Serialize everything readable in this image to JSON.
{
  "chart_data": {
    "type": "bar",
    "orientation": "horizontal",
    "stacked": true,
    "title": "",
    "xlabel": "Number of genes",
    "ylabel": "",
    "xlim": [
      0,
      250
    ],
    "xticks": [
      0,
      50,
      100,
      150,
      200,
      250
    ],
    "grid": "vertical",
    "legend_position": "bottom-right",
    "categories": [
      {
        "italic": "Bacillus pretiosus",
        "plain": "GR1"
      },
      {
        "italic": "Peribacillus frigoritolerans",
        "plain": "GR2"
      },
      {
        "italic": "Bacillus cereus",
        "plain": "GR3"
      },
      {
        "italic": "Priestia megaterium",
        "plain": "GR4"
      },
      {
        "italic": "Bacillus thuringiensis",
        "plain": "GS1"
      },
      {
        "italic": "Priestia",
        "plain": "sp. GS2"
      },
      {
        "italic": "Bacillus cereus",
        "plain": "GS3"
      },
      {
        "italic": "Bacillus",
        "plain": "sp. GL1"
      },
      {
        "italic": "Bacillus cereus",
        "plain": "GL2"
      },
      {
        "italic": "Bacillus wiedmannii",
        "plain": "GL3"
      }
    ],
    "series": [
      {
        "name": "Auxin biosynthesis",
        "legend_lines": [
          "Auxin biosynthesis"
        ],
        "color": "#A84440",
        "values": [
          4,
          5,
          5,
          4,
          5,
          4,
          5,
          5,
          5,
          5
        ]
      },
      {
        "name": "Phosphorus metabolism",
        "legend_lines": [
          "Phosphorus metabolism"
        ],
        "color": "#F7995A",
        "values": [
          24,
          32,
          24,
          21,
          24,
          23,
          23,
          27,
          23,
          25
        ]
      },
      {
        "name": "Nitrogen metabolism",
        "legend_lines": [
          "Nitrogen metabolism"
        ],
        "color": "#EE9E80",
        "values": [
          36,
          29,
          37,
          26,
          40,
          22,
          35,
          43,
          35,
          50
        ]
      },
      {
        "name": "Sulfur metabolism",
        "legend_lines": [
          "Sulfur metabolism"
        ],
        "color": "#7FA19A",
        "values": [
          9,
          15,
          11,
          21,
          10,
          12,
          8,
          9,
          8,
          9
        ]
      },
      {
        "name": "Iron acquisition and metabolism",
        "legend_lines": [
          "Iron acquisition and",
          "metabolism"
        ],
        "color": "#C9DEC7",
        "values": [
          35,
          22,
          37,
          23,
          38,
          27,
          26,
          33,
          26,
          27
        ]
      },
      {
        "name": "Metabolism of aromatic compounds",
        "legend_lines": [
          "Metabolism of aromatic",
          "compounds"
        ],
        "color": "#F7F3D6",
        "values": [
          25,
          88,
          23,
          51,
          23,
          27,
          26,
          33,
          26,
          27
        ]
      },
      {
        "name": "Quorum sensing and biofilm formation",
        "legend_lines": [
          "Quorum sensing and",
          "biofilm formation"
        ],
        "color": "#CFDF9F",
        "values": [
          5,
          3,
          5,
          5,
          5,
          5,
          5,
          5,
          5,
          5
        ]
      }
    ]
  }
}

EXERCISE DIRECTIONS: For each line in the entries that holds "Quorum", return that line.

YOUR RESPONSE:
        "name": "Quorum sensing and biofilm formation",
          "Quorum sensing and",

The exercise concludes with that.